Required task: Determine how many lines in the data below contain "based" and write only that number.

(Records from a collection of figures)
* * * * * * *
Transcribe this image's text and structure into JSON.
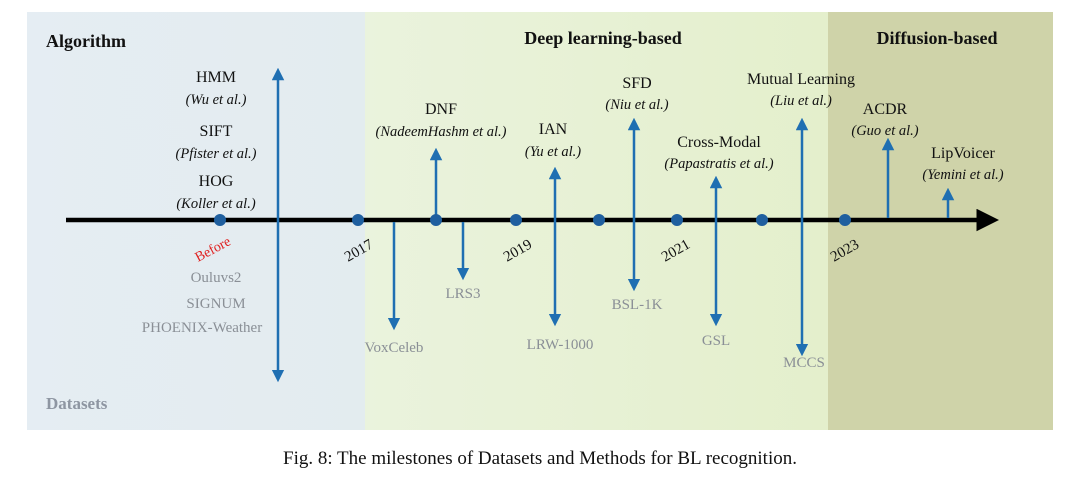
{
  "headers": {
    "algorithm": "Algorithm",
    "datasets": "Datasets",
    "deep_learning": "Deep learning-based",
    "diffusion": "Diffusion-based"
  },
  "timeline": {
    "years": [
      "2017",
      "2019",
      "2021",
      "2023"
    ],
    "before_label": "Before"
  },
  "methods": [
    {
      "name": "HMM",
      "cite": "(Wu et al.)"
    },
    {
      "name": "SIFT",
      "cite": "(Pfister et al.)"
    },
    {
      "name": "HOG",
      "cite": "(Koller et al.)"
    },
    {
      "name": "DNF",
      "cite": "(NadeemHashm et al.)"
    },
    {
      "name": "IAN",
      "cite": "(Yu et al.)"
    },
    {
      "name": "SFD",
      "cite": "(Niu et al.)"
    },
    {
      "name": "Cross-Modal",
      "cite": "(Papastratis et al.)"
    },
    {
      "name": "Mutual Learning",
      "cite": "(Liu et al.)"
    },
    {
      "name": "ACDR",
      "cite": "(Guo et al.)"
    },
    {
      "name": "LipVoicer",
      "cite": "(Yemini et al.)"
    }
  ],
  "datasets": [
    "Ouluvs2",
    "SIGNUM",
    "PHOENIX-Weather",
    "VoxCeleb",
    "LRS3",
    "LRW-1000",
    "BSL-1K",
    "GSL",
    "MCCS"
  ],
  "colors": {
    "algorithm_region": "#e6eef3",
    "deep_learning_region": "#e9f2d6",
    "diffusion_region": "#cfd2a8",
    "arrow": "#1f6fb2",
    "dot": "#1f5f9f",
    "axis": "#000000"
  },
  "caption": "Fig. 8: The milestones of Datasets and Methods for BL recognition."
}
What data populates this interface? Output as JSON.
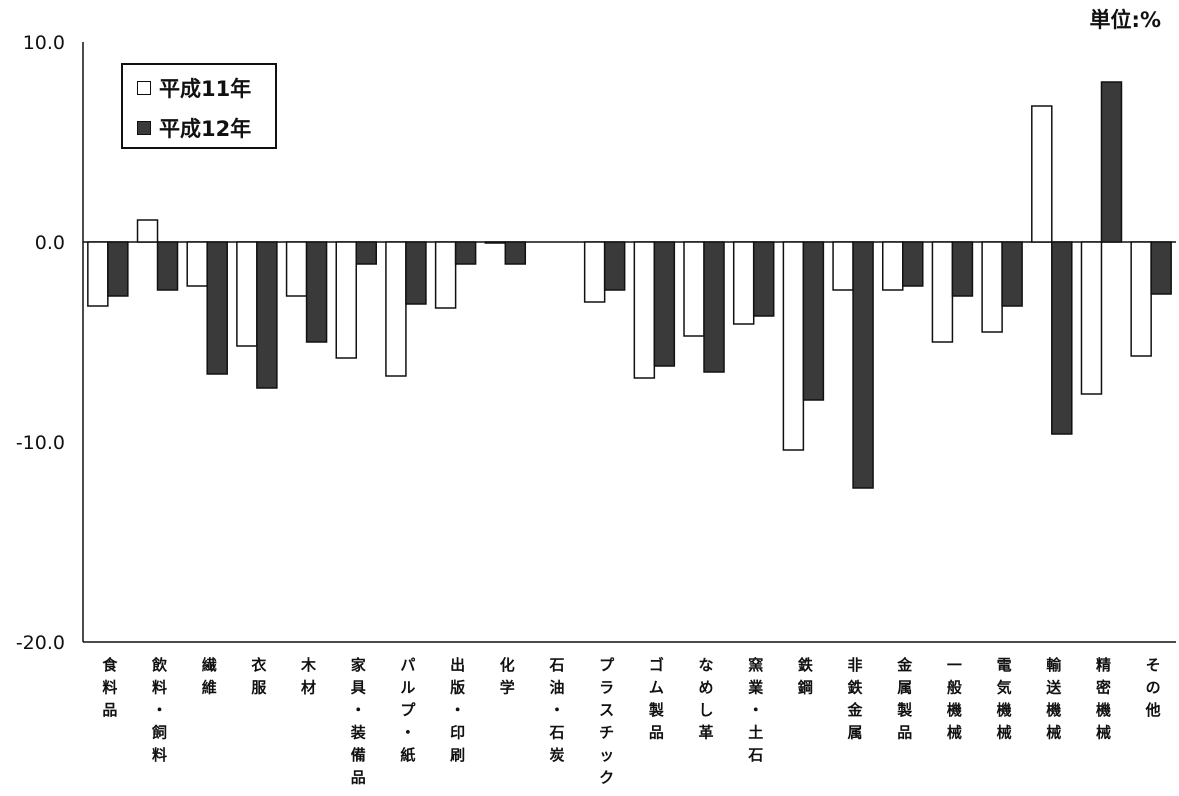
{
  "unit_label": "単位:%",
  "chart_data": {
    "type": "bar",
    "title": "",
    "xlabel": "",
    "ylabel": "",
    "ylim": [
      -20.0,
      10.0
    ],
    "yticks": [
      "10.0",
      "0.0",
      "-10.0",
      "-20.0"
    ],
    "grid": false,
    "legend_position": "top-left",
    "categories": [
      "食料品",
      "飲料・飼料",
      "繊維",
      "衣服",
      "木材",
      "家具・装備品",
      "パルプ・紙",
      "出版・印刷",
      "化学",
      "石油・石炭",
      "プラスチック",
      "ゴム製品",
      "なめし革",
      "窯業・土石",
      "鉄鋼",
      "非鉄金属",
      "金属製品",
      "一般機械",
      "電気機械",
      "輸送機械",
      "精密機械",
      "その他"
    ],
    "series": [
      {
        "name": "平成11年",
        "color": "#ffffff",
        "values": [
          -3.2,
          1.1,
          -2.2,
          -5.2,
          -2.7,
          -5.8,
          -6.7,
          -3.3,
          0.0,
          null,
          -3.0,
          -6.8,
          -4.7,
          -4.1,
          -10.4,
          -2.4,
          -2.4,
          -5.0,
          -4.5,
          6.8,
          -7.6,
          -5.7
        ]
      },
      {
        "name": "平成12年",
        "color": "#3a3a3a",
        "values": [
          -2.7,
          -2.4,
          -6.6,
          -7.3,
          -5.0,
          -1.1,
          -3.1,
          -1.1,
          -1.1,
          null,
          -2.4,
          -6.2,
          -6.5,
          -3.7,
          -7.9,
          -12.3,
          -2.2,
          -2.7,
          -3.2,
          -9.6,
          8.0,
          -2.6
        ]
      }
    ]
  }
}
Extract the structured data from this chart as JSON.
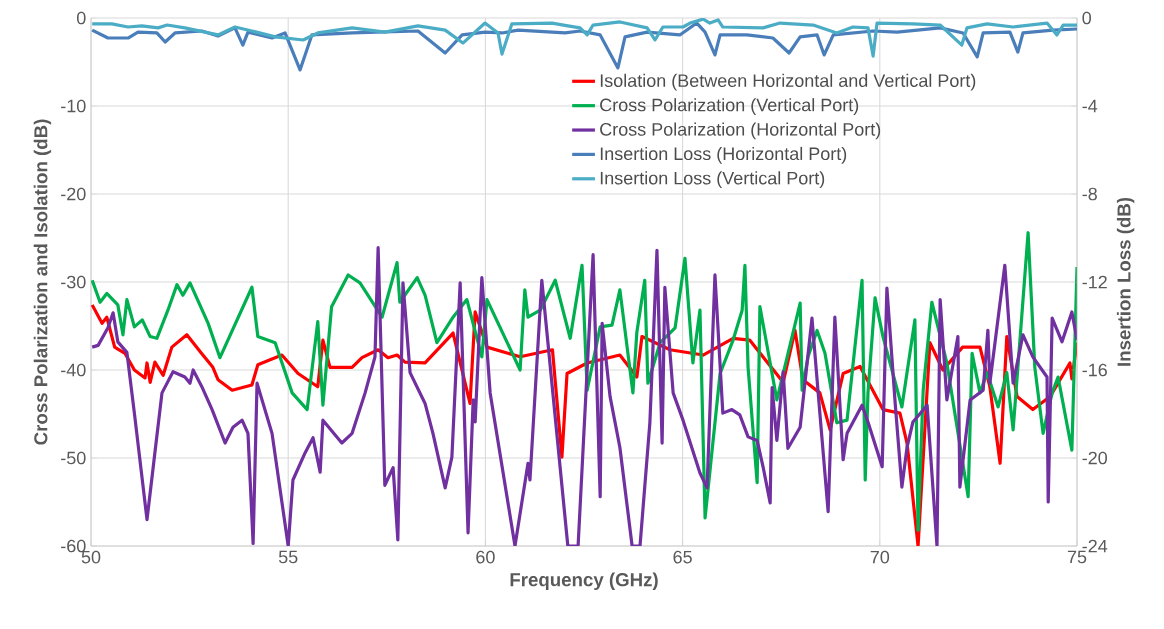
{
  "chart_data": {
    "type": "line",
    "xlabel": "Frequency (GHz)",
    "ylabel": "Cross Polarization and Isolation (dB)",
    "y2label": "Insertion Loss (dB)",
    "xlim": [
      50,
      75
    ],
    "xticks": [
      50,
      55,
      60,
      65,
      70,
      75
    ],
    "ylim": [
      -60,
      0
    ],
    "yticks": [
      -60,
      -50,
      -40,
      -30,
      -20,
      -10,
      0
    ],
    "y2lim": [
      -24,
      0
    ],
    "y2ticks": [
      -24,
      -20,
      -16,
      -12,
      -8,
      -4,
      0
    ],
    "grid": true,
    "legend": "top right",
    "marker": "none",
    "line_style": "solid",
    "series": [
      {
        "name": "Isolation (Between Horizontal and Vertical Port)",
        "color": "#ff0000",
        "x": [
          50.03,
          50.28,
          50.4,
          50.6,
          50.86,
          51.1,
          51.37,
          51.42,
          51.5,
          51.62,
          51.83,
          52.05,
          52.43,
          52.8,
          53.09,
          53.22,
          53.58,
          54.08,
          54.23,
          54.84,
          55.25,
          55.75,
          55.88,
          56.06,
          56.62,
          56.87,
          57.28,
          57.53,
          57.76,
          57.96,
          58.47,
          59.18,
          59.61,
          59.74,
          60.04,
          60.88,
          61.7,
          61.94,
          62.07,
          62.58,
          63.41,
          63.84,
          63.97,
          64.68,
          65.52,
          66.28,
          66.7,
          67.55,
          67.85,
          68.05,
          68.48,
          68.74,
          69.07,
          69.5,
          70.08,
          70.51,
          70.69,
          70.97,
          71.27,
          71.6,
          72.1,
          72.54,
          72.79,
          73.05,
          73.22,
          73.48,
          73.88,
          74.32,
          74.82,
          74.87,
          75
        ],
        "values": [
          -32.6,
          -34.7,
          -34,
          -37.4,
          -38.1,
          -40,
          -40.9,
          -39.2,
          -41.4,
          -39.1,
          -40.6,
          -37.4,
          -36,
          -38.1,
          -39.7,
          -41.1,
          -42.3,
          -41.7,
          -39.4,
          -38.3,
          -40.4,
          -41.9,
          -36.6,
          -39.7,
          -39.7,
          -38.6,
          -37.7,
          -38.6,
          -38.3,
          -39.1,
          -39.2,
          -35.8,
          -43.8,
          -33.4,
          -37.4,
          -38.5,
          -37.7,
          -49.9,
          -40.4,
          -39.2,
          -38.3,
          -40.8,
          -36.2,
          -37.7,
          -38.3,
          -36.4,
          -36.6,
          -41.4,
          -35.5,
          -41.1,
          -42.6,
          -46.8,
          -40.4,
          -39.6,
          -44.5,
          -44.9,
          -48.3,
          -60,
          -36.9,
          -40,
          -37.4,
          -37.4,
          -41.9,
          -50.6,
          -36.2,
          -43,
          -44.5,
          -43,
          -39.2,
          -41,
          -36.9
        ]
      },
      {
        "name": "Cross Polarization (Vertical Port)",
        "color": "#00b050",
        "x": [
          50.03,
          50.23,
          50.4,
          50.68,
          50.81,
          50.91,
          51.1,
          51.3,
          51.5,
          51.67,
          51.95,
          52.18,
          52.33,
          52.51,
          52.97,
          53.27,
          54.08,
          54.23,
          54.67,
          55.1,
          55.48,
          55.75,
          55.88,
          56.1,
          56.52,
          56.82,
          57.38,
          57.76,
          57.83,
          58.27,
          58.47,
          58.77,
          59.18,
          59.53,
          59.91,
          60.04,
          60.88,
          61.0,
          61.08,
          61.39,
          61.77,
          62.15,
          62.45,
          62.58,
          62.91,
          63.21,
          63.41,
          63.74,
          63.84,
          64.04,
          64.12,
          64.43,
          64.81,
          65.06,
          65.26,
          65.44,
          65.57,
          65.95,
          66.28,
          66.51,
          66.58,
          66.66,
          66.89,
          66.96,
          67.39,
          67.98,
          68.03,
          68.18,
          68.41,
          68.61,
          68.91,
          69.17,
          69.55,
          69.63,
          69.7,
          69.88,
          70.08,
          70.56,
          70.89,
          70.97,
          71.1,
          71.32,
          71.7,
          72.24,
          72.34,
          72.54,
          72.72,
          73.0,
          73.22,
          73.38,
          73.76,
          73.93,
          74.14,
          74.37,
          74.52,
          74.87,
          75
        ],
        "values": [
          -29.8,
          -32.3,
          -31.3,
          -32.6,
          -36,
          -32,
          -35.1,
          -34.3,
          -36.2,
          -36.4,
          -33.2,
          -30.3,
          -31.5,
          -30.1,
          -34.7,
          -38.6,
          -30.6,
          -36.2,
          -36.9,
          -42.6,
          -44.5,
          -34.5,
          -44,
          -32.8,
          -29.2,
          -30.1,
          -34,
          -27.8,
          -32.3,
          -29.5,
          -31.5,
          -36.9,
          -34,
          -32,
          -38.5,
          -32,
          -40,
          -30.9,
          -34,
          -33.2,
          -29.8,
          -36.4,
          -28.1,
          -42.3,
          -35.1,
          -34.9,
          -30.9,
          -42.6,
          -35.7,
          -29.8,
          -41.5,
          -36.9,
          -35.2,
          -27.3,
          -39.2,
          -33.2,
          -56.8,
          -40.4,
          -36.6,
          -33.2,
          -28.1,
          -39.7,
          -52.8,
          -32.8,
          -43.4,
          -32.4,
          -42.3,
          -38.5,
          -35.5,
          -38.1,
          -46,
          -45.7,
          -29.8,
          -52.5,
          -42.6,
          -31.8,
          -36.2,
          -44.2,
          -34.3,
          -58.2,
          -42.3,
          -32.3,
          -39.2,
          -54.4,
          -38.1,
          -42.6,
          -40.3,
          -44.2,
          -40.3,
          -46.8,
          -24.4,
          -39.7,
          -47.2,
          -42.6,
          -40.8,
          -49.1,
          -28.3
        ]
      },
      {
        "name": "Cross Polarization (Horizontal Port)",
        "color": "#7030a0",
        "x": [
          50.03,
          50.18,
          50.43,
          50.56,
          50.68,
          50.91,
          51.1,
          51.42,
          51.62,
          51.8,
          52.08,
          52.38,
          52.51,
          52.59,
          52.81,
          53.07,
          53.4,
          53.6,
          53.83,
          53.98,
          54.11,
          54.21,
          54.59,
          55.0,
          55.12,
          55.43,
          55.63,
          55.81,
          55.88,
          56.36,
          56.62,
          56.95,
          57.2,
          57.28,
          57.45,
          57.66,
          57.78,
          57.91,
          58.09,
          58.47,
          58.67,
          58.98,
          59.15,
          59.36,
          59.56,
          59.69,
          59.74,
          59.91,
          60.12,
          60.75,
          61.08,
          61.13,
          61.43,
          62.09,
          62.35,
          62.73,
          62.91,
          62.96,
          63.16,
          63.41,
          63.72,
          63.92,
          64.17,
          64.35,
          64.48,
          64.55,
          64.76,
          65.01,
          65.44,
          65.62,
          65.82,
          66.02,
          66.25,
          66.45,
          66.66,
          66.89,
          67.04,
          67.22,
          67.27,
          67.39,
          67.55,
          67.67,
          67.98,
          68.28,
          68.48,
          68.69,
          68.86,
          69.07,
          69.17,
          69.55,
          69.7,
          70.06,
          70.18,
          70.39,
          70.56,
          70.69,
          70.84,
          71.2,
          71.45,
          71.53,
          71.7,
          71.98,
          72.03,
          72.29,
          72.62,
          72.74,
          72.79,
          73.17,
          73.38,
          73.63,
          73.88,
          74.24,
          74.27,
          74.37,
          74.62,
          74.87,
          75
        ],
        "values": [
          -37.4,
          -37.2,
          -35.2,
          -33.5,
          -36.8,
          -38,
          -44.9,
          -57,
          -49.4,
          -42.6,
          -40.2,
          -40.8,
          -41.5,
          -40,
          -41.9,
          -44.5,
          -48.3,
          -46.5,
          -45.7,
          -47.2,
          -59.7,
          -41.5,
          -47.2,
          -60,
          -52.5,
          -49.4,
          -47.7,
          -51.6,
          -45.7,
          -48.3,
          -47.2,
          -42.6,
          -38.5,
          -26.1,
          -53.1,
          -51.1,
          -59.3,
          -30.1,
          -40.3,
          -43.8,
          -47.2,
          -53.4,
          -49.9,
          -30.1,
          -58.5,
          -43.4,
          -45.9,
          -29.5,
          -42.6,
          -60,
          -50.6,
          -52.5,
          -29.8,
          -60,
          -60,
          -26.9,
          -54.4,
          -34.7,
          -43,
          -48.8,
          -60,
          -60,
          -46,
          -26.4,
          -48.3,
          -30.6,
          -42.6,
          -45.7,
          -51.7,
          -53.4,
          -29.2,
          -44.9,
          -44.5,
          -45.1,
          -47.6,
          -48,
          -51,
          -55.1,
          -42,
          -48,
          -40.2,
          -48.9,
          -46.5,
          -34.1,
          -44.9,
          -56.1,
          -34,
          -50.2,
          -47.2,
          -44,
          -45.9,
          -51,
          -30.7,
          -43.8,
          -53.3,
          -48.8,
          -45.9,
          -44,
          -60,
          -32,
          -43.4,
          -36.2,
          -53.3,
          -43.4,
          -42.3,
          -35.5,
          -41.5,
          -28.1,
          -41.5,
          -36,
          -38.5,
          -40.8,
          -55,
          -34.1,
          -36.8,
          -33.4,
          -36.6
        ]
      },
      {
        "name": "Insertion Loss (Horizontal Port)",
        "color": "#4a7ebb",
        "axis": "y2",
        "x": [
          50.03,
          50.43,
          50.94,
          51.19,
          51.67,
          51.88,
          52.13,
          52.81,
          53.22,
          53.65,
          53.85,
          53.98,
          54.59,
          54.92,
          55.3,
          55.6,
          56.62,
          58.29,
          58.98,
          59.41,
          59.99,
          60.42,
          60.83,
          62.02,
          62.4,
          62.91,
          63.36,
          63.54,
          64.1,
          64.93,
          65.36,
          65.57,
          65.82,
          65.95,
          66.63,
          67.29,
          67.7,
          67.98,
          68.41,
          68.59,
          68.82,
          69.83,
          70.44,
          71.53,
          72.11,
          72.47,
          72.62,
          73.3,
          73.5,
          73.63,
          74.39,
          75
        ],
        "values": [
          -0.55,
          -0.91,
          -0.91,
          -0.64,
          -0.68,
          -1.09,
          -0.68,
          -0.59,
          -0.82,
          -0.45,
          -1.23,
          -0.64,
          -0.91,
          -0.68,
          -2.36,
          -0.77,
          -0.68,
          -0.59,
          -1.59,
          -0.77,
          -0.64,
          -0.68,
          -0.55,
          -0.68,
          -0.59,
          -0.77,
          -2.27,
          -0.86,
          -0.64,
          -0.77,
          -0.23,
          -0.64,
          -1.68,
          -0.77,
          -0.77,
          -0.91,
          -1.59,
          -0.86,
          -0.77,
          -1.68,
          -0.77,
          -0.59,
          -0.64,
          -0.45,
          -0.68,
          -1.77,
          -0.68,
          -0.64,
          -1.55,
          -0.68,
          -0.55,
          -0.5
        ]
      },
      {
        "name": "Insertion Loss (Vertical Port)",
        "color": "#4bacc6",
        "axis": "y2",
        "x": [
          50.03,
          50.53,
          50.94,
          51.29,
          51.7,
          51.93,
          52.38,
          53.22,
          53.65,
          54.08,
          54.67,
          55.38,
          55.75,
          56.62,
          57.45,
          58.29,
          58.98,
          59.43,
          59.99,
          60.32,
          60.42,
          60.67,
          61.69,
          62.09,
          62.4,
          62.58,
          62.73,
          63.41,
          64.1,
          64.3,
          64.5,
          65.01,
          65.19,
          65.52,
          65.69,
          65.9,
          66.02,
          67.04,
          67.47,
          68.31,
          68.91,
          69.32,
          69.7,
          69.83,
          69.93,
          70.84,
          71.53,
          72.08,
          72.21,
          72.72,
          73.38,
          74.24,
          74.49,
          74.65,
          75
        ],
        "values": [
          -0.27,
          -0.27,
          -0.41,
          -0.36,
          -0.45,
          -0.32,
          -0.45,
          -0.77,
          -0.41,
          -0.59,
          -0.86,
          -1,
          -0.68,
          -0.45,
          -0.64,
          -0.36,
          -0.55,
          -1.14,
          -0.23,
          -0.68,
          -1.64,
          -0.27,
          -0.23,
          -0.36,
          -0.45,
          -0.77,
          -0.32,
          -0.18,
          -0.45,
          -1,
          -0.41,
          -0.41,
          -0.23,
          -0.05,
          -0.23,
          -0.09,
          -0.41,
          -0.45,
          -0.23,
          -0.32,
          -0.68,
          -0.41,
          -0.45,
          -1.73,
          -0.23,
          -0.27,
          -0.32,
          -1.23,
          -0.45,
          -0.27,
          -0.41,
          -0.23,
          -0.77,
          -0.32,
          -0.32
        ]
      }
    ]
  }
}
* * * * * * *
Written solution: 2